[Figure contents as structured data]
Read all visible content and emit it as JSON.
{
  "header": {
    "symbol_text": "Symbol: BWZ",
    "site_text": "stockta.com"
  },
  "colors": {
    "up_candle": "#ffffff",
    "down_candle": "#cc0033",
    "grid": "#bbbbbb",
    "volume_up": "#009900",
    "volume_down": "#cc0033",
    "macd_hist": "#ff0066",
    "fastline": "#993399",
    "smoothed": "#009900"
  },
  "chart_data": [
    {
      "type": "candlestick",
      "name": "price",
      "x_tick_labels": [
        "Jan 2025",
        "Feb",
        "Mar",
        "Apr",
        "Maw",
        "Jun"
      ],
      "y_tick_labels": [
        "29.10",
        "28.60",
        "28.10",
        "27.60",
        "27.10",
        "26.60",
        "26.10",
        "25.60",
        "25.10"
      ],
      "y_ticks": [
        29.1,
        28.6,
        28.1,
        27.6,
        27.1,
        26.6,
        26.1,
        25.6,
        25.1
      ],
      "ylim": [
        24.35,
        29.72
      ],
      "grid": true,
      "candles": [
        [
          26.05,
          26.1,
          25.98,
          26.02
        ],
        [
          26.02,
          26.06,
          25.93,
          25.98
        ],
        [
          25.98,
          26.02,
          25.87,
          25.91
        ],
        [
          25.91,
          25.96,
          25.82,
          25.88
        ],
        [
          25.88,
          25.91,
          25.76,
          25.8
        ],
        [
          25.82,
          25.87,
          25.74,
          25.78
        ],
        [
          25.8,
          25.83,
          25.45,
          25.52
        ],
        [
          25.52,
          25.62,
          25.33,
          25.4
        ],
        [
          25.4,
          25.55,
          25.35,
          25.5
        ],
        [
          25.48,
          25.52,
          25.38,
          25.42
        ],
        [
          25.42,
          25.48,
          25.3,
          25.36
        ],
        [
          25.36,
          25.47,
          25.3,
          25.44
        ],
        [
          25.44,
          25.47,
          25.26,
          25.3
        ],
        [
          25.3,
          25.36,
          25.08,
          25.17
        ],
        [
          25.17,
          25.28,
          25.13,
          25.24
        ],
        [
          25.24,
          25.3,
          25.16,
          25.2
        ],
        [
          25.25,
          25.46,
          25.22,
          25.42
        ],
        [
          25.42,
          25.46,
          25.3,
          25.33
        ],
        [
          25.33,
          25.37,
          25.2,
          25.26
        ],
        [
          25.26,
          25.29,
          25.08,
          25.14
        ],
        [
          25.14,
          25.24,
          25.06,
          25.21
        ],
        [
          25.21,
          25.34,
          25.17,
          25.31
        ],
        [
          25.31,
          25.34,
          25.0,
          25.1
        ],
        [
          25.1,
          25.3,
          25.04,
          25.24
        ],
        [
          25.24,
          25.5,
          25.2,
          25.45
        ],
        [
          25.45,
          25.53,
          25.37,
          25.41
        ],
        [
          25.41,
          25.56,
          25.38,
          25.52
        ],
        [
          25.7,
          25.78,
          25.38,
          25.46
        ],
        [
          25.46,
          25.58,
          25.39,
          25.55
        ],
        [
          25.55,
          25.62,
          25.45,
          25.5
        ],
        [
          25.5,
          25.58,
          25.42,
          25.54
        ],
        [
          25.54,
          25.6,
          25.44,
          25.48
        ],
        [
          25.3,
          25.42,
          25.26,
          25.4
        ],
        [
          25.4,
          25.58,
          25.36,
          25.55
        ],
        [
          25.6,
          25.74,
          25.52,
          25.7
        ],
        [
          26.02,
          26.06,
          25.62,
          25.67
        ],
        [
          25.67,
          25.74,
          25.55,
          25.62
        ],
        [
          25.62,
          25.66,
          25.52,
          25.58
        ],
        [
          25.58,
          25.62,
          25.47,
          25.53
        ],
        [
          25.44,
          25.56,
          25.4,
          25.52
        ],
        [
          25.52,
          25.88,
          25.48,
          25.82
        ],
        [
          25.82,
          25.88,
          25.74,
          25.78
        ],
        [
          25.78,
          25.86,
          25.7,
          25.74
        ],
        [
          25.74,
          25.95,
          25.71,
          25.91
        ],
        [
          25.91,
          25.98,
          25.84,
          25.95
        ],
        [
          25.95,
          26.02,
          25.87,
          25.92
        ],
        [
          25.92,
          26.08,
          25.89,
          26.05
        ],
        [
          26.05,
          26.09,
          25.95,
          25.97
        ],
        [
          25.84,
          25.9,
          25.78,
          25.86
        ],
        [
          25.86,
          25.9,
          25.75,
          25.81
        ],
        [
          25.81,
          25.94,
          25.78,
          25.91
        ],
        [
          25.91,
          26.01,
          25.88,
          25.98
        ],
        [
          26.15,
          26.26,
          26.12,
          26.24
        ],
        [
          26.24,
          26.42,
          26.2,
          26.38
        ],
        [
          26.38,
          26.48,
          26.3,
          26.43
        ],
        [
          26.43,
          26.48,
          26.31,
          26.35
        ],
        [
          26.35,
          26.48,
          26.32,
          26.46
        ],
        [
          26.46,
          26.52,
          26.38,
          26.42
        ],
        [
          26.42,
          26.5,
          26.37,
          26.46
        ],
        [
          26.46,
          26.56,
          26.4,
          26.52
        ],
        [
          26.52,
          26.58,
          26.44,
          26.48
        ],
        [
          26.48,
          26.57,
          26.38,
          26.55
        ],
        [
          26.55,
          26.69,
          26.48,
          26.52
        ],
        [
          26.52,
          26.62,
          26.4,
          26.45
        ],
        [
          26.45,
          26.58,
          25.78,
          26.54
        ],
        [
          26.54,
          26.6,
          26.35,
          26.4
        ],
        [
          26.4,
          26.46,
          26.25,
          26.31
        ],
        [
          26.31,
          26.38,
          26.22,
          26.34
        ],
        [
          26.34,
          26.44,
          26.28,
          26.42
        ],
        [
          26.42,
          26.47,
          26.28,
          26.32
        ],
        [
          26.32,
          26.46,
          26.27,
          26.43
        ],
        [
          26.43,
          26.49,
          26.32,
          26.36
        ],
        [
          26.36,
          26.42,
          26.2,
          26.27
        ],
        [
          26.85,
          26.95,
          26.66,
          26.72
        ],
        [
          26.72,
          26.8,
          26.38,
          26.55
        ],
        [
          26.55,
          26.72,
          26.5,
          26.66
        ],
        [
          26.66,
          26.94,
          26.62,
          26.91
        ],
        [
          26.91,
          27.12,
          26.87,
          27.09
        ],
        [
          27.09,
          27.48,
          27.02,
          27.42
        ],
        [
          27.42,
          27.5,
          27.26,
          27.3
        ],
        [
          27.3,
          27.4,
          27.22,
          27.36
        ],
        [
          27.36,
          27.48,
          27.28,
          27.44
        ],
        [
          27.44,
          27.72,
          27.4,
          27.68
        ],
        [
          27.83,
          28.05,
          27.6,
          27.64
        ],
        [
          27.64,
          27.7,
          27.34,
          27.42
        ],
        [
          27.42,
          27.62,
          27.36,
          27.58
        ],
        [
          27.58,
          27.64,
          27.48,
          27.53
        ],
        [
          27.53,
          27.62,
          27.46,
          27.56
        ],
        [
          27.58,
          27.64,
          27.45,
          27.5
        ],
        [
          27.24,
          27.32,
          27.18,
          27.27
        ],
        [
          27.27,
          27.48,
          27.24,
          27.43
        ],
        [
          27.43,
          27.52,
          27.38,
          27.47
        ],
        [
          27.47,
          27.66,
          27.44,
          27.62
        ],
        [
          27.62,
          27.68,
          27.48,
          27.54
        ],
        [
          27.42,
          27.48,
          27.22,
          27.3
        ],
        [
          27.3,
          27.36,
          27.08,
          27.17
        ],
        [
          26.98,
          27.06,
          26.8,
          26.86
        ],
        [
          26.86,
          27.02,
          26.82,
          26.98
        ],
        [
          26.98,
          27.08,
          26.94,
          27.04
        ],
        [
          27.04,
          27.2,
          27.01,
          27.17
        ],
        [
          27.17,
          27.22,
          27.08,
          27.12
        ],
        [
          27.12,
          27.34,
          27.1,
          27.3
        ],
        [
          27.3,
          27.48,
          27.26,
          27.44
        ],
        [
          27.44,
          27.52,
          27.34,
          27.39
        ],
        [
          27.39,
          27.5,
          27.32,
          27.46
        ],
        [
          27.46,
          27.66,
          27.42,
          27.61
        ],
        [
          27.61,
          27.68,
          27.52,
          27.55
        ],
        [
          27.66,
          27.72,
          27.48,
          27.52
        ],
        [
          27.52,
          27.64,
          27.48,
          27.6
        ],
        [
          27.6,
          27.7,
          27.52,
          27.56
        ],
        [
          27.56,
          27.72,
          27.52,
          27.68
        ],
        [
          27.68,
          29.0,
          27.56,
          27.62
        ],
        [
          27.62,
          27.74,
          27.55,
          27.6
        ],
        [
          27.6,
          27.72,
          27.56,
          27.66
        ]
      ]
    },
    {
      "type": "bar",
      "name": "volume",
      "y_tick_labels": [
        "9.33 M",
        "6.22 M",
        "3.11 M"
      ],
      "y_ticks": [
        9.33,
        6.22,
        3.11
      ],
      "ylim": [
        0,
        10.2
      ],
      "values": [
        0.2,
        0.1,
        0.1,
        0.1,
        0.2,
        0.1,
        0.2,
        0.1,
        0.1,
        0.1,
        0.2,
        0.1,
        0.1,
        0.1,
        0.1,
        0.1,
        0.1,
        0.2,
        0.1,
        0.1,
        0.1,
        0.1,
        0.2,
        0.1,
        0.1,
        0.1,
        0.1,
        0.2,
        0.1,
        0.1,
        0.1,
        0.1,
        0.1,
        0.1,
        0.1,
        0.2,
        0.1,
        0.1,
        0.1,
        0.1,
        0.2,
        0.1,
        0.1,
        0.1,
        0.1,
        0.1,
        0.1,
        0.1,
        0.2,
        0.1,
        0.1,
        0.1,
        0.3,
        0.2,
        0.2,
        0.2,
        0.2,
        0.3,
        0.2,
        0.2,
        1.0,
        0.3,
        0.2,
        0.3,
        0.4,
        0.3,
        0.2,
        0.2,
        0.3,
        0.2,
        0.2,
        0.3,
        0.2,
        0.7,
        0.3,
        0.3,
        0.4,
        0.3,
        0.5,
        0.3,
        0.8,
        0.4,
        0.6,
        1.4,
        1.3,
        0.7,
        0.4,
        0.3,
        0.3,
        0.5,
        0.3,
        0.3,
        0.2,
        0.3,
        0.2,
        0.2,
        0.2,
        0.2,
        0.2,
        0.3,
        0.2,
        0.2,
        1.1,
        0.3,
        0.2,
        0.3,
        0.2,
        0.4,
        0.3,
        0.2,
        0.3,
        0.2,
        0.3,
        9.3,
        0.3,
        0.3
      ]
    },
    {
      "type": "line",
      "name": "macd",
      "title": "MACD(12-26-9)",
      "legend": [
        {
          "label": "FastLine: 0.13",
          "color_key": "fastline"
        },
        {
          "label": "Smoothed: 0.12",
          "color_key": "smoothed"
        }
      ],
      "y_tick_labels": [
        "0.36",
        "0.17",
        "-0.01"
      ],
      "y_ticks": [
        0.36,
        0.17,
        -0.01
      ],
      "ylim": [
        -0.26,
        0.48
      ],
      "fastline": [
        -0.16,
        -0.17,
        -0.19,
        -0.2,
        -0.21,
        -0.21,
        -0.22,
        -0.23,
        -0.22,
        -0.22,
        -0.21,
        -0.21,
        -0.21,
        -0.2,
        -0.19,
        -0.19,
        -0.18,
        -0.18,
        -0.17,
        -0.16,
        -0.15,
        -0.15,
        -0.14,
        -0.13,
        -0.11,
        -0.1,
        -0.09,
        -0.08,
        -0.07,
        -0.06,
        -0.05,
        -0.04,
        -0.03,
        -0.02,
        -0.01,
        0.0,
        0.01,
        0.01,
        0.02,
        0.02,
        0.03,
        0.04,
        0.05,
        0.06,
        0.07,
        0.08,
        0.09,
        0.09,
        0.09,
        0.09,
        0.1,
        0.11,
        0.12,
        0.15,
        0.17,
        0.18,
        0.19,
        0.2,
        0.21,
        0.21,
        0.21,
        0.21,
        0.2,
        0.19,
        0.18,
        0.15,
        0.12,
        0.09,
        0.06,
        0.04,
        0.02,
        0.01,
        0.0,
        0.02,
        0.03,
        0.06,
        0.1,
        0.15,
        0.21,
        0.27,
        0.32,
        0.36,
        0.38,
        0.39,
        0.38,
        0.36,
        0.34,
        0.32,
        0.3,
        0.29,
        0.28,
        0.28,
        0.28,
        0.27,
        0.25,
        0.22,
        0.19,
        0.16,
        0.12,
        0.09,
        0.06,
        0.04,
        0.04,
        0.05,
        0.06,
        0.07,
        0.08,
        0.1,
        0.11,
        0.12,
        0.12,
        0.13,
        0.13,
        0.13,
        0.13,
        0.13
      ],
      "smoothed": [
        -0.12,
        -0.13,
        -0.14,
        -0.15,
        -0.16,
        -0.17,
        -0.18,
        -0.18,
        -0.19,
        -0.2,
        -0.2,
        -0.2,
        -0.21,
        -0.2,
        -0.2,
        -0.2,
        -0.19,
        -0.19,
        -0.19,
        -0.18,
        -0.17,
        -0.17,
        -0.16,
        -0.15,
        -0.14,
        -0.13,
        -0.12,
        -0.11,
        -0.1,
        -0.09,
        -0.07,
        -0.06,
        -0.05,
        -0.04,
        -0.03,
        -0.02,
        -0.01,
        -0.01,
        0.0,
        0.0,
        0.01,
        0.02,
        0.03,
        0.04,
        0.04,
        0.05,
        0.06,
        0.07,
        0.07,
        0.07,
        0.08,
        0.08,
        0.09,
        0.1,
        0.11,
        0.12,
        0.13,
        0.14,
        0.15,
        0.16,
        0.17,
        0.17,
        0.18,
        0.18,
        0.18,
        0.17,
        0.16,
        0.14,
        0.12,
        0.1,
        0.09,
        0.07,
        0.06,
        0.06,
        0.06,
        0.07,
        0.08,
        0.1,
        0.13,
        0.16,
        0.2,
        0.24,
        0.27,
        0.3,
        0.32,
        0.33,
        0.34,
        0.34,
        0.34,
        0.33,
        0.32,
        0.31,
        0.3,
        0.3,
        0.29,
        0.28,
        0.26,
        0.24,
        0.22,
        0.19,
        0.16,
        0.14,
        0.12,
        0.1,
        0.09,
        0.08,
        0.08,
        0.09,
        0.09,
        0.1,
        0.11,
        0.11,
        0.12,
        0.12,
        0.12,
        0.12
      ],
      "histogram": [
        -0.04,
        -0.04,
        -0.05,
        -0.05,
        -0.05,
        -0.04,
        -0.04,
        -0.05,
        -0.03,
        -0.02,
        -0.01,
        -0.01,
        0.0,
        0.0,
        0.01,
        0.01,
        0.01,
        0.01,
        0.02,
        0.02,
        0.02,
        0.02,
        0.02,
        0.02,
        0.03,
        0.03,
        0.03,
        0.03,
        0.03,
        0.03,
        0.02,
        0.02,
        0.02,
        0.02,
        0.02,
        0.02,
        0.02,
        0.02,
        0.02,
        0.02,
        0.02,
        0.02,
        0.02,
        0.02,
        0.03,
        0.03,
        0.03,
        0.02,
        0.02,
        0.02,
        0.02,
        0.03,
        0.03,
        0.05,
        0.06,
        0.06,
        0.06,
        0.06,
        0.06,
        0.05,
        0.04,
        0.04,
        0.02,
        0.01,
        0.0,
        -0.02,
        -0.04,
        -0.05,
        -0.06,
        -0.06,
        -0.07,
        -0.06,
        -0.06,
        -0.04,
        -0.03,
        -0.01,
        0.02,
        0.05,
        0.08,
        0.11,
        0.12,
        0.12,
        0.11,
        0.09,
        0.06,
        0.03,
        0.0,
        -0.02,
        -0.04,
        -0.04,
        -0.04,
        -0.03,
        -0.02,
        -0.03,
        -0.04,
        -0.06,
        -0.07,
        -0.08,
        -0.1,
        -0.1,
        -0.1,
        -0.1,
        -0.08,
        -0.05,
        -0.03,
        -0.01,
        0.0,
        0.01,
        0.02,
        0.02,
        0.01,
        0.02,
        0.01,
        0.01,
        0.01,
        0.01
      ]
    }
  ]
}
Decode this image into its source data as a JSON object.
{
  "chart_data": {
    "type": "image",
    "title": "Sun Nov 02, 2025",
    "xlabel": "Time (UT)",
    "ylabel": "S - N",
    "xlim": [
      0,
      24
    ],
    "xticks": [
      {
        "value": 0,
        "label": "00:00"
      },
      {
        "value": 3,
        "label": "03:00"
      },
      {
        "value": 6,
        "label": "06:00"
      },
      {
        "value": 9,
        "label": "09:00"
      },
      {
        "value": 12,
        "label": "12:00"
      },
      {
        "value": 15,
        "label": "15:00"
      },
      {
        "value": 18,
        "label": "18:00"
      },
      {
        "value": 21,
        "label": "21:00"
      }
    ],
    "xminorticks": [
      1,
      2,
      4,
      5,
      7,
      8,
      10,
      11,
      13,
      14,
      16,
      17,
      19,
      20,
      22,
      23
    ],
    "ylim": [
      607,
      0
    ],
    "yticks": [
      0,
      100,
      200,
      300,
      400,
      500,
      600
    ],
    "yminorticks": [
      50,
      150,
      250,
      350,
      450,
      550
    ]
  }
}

Problem to solve
Determine how many lines of the listing hold the word "title" and reply with that figure alone.

Complete response
2